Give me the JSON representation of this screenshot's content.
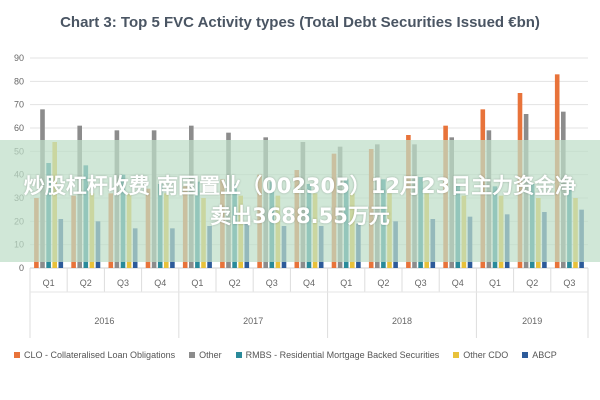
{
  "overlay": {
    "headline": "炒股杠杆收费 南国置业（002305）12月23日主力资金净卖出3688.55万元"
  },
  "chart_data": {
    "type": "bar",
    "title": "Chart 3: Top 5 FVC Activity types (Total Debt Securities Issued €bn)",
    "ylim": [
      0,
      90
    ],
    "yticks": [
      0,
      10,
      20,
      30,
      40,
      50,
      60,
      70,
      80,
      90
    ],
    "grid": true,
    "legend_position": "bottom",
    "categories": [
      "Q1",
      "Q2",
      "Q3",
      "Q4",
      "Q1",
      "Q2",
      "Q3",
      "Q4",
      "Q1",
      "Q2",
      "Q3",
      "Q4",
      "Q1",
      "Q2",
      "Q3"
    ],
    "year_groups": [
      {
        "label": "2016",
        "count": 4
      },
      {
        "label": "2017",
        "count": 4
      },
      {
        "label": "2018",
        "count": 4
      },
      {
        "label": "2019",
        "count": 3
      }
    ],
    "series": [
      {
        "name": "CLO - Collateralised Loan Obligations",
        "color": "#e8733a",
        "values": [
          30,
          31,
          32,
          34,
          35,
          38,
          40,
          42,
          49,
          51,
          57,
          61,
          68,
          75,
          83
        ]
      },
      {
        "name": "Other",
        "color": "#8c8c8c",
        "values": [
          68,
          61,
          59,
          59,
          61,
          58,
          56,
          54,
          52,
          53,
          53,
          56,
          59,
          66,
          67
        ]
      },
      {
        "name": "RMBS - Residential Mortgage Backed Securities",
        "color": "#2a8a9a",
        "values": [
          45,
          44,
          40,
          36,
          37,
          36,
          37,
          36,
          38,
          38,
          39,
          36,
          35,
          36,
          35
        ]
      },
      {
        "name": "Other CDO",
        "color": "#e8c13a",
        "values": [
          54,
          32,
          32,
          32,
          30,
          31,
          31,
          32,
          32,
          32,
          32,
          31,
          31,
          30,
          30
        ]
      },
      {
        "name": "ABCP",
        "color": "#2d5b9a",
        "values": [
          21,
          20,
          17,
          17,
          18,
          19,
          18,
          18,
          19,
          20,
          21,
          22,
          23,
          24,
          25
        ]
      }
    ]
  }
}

•••••

> Problem details
Using the material above, state how many lines include the string "Securities". Answer with a single number.

> Solution to the problem
2